▶ **SOURCE RECORDS**:

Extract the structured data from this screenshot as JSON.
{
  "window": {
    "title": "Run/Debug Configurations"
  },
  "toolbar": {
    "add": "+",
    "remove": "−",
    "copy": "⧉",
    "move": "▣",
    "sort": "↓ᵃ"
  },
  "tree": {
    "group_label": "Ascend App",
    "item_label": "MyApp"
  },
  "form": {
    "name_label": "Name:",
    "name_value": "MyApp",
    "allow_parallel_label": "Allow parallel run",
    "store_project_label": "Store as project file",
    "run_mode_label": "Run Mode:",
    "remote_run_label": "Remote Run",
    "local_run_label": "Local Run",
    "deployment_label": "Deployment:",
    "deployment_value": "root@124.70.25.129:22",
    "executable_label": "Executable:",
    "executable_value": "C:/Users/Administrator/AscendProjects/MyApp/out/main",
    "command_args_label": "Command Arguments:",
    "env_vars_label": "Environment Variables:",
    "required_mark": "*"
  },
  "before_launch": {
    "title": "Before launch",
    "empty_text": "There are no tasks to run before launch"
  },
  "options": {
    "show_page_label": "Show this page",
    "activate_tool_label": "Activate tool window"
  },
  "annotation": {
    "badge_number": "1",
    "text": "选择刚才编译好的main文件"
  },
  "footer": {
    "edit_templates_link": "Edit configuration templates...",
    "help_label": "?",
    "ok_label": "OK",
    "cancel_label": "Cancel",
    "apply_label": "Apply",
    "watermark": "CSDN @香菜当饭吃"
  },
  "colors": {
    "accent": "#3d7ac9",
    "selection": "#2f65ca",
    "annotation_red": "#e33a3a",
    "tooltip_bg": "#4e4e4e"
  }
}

▶ **GIVEN TASK**:
Using the listing, copy every line where the word "MyApp" shows up.

▶ **RESULT FOR THIS EXERCISE**:
    "item_label": "MyApp"
    "name_value": "MyApp",
    "executable_value": "C:/Users/Administrator/AscendProjects/MyApp/out/main",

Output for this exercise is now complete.